Reproduce all of the data word for word.
#### EXERCISE INPUTS ####
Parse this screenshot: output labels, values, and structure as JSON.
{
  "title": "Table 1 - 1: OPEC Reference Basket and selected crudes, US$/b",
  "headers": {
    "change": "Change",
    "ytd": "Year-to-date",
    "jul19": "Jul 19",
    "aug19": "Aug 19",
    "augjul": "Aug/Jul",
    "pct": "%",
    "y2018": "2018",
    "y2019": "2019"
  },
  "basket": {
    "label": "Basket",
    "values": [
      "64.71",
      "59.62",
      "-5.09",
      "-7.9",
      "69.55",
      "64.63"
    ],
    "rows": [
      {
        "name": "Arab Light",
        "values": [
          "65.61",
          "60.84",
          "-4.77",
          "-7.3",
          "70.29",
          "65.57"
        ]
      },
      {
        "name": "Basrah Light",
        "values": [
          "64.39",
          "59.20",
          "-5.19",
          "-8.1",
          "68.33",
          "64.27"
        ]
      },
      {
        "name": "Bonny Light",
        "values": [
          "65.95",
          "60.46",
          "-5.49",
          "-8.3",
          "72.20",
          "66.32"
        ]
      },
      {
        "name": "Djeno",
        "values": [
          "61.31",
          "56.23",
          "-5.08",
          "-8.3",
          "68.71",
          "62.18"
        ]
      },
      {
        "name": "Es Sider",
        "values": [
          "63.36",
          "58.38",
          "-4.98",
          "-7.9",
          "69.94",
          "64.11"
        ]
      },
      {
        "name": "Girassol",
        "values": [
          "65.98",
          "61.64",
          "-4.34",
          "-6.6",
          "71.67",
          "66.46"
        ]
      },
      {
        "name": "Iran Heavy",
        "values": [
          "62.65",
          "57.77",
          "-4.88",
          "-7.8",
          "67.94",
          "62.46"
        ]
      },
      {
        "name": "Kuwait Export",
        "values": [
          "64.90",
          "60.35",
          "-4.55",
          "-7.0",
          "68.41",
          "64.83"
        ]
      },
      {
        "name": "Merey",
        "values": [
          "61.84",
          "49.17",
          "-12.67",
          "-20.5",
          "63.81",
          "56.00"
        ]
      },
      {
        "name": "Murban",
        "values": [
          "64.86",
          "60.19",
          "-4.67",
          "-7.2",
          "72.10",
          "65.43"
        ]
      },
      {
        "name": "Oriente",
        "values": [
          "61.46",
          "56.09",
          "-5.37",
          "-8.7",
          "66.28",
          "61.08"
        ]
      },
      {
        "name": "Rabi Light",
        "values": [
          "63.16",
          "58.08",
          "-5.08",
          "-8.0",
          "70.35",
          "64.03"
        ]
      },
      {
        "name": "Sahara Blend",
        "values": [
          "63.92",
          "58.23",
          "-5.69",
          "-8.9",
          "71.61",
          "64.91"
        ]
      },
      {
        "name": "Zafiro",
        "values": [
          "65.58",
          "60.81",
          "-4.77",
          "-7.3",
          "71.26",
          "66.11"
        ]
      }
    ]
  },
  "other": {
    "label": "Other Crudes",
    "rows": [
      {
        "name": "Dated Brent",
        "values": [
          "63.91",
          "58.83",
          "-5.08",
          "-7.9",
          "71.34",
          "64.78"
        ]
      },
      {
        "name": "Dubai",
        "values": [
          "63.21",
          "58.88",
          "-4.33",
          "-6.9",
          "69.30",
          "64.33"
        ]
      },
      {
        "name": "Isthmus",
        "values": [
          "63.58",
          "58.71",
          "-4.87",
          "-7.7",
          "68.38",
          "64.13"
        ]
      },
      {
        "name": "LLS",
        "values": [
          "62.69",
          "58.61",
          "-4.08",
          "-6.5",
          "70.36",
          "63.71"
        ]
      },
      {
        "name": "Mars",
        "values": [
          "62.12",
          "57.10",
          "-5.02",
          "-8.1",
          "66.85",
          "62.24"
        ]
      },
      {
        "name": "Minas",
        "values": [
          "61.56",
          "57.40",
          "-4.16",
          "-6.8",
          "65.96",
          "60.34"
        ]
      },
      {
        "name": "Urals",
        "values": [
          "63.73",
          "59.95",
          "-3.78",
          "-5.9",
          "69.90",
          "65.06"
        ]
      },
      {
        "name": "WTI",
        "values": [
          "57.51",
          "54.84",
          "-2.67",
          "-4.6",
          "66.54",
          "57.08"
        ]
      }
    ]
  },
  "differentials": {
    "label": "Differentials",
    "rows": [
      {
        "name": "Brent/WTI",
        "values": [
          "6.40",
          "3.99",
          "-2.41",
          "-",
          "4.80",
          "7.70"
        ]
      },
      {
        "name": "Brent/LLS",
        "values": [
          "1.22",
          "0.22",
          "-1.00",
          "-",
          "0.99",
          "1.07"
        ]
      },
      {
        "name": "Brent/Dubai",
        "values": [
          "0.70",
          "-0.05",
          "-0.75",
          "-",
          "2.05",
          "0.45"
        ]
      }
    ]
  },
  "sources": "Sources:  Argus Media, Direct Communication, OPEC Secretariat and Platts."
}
####
◆ SOLUTION FOR THIS PROBLEM ◆
Parse this screenshot: output labels, values, and structure as JSON.
{
  "title": "Table 1 - 1: OPEC Reference Basket and selected crudes, US$/b",
  "headers": {
    "change": "Change",
    "ytd": "Year-to-date",
    "jul19": "Jul 19",
    "aug19": "Aug 19",
    "augjul": "Aug/Jul",
    "pct": "%",
    "y2018": "2018",
    "y2019": "2019"
  },
  "basket": {
    "label": "Basket",
    "values": [
      "64.71",
      "59.62",
      "-5.09",
      "-7.9",
      "69.55",
      "64.63"
    ],
    "rows": [
      {
        "name": "Arab Light",
        "values": [
          "65.61",
          "60.84",
          "-4.77",
          "-7.3",
          "70.29",
          "65.57"
        ]
      },
      {
        "name": "Basrah Light",
        "values": [
          "64.39",
          "59.20",
          "-5.19",
          "-8.1",
          "68.33",
          "64.27"
        ]
      },
      {
        "name": "Bonny Light",
        "values": [
          "65.95",
          "60.46",
          "-5.49",
          "-8.3",
          "72.20",
          "66.32"
        ]
      },
      {
        "name": "Djeno",
        "values": [
          "61.31",
          "56.23",
          "-5.08",
          "-8.3",
          "68.71",
          "62.18"
        ]
      },
      {
        "name": "Es Sider",
        "values": [
          "63.36",
          "58.38",
          "-4.98",
          "-7.9",
          "69.94",
          "64.11"
        ]
      },
      {
        "name": "Girassol",
        "values": [
          "65.98",
          "61.64",
          "-4.34",
          "-6.6",
          "71.67",
          "66.46"
        ]
      },
      {
        "name": "Iran Heavy",
        "values": [
          "62.65",
          "57.77",
          "-4.88",
          "-7.8",
          "67.94",
          "62.46"
        ]
      },
      {
        "name": "Kuwait Export",
        "values": [
          "64.90",
          "60.35",
          "-4.55",
          "-7.0",
          "68.41",
          "64.83"
        ]
      },
      {
        "name": "Merey",
        "values": [
          "61.84",
          "49.17",
          "-12.67",
          "-20.5",
          "63.81",
          "56.00"
        ]
      },
      {
        "name": "Murban",
        "values": [
          "64.86",
          "60.19",
          "-4.67",
          "-7.2",
          "72.10",
          "65.43"
        ]
      },
      {
        "name": "Oriente",
        "values": [
          "61.46",
          "56.09",
          "-5.37",
          "-8.7",
          "66.28",
          "61.08"
        ]
      },
      {
        "name": "Rabi Light",
        "values": [
          "63.16",
          "58.08",
          "-5.08",
          "-8.0",
          "70.35",
          "64.03"
        ]
      },
      {
        "name": "Sahara Blend",
        "values": [
          "63.92",
          "58.23",
          "-5.69",
          "-8.9",
          "71.61",
          "64.91"
        ]
      },
      {
        "name": "Zafiro",
        "values": [
          "65.58",
          "60.81",
          "-4.77",
          "-7.3",
          "71.26",
          "66.11"
        ]
      }
    ]
  },
  "other": {
    "label": "Other Crudes",
    "rows": [
      {
        "name": "Dated Brent",
        "values": [
          "63.91",
          "58.83",
          "-5.08",
          "-7.9",
          "71.34",
          "64.78"
        ]
      },
      {
        "name": "Dubai",
        "values": [
          "63.21",
          "58.88",
          "-4.33",
          "-6.9",
          "69.30",
          "64.33"
        ]
      },
      {
        "name": "Isthmus",
        "values": [
          "63.58",
          "58.71",
          "-4.87",
          "-7.7",
          "68.38",
          "64.13"
        ]
      },
      {
        "name": "LLS",
        "values": [
          "62.69",
          "58.61",
          "-4.08",
          "-6.5",
          "70.36",
          "63.71"
        ]
      },
      {
        "name": "Mars",
        "values": [
          "62.12",
          "57.10",
          "-5.02",
          "-8.1",
          "66.85",
          "62.24"
        ]
      },
      {
        "name": "Minas",
        "values": [
          "61.56",
          "57.40",
          "-4.16",
          "-6.8",
          "65.96",
          "60.34"
        ]
      },
      {
        "name": "Urals",
        "values": [
          "63.73",
          "59.95",
          "-3.78",
          "-5.9",
          "69.90",
          "65.06"
        ]
      },
      {
        "name": "WTI",
        "values": [
          "57.51",
          "54.84",
          "-2.67",
          "-4.6",
          "66.54",
          "57.08"
        ]
      }
    ]
  },
  "differentials": {
    "label": "Differentials",
    "rows": [
      {
        "name": "Brent/WTI",
        "values": [
          "6.40",
          "3.99",
          "-2.41",
          "-",
          "4.80",
          "7.70"
        ]
      },
      {
        "name": "Brent/LLS",
        "values": [
          "1.22",
          "0.22",
          "-1.00",
          "-",
          "0.99",
          "1.07"
        ]
      },
      {
        "name": "Brent/Dubai",
        "values": [
          "0.70",
          "-0.05",
          "-0.75",
          "-",
          "2.05",
          "0.45"
        ]
      }
    ]
  },
  "sources": "Sources:  Argus Media, Direct Communication, OPEC Secretariat and Platts."
}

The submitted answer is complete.